* Problem details
Report how many lines hold the string "фонда". Give the number and nothing else.

Data excerpts:
◆ ◆ ◆ ◆ ◆ ◆ ◆
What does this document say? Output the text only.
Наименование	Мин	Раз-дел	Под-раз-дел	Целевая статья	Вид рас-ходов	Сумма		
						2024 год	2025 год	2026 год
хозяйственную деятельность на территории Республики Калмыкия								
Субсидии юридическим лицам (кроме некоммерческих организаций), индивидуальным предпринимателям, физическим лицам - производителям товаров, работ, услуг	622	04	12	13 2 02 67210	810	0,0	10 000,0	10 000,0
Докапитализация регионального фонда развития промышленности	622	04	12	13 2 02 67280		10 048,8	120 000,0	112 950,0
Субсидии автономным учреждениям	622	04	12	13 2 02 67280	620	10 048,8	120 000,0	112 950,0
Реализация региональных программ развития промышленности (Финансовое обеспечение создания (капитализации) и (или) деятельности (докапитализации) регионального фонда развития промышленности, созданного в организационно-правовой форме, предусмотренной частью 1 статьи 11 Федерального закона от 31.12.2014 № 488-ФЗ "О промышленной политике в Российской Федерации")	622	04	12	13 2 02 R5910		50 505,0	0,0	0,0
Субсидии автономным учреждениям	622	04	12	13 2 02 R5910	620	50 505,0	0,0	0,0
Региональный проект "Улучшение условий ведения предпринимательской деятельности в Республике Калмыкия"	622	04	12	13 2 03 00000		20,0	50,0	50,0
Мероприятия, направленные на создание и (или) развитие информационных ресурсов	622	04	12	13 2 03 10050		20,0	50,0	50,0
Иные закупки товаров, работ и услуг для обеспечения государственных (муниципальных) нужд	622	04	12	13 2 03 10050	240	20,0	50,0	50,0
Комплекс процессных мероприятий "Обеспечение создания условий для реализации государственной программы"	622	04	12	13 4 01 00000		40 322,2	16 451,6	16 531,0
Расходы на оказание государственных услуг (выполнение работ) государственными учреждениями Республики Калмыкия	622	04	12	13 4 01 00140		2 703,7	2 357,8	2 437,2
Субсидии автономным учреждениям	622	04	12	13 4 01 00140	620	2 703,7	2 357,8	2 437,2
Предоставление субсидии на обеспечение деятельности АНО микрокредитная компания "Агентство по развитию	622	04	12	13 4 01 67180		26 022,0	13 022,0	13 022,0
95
◆ ◆ ◆ ◆ ◆ ◆ ◆
* Task response
2